(Records from a data source)
┌────────

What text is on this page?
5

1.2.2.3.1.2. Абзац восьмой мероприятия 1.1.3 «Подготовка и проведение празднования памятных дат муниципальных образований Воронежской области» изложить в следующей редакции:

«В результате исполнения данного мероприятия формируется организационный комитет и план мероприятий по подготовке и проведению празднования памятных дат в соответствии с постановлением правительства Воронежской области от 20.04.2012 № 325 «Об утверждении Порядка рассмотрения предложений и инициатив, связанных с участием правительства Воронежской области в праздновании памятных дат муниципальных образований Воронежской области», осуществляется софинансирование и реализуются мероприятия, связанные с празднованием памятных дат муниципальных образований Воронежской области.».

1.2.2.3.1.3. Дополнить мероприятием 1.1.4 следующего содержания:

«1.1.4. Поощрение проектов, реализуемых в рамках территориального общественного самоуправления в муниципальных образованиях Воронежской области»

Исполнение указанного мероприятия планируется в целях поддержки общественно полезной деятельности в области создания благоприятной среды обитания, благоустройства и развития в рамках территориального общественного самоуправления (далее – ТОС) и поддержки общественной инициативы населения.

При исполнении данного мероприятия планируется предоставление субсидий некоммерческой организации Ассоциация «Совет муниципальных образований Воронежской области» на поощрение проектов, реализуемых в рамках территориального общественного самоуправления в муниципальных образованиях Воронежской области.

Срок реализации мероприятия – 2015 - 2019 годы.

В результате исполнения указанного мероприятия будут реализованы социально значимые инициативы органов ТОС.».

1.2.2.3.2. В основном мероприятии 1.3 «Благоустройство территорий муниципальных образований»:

└────────

* WHAT TO WORK ON: Pick out the lines that contain "реализуемых" and copy them.

* TASK RESPONSE:
«1.1.4. Поощрение проектов, реализуемых в рамках территориального общественного самоуправления в муниципальных образованиях Воронежской области»
При исполнении данного мероприятия планируется предоставление субсидий некоммерческой организации Ассоциация «Совет муниципальных образований Воронежской области» на поощрение проектов, реализуемых в рамках территориального общественного самоуправления в муниципальных образованиях Воронежской области.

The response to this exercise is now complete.